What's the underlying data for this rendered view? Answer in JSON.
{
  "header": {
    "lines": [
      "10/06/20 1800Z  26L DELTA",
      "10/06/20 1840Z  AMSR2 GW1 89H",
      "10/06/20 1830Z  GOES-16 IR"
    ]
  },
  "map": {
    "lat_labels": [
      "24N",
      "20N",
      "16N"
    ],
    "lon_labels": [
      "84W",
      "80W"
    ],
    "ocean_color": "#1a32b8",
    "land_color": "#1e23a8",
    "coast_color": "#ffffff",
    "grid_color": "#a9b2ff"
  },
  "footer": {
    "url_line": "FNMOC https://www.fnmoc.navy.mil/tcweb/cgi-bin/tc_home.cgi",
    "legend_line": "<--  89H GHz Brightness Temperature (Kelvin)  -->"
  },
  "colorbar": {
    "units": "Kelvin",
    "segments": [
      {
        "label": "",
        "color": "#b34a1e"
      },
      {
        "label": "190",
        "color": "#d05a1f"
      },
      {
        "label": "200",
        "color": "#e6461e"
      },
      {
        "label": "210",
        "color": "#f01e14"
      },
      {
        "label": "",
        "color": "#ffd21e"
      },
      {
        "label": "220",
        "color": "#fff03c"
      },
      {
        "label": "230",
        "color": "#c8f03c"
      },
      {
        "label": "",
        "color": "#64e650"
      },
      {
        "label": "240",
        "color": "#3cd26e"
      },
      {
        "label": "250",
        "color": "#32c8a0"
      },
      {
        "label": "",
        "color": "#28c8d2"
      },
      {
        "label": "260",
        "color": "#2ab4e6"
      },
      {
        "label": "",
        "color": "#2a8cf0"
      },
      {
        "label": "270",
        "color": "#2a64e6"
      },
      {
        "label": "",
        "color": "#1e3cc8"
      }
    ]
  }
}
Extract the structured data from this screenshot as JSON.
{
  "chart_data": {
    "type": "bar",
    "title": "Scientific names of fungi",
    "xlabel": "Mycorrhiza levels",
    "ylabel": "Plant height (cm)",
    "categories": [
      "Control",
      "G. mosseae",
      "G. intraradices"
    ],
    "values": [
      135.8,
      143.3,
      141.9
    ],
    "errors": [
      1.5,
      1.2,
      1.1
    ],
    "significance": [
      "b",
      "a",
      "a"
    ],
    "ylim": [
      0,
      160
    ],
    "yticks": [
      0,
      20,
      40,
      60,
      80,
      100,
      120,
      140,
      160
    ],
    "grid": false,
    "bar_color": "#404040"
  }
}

——

Return only the number of lines in the preceding records that contain the string "Kelvin".

2